> **Dataset entries**
┏━━

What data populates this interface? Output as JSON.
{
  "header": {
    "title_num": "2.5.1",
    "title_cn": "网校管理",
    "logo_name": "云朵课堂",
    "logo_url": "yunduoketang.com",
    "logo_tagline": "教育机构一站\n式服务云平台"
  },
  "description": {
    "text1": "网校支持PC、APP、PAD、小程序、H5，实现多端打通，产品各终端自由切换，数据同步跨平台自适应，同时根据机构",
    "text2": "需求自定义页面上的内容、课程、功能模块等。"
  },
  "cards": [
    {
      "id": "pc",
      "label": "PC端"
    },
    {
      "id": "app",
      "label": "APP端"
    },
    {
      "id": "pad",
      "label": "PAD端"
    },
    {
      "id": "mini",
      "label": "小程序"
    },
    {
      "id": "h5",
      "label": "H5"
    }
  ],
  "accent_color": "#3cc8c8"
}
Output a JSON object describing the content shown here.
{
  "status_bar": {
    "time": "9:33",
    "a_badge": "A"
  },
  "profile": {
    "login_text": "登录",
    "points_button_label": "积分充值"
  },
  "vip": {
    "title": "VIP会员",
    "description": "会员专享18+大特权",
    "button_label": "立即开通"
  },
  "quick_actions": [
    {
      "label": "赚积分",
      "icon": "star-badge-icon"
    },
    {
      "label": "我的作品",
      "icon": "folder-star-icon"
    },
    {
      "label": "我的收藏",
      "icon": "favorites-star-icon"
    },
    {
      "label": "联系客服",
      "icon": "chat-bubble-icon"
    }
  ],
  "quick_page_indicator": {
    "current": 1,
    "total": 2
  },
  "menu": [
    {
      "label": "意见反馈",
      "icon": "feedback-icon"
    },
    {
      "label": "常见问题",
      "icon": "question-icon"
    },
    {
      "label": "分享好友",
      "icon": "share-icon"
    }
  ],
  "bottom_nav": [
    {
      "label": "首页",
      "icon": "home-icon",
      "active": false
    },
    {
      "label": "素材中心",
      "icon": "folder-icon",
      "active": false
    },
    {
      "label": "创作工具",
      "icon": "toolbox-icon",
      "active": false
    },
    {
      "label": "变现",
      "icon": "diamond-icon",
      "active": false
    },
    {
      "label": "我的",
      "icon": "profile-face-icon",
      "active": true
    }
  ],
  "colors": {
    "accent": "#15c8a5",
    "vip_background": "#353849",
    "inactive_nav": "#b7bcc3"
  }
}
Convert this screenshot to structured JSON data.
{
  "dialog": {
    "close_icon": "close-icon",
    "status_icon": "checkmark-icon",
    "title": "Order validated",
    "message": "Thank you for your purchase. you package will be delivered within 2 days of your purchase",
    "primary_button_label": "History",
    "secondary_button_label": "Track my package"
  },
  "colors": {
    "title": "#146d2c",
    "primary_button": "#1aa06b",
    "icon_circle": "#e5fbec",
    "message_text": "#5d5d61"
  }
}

┗━━

Find how many of the lines above have the word "package" in them. State only that number.

2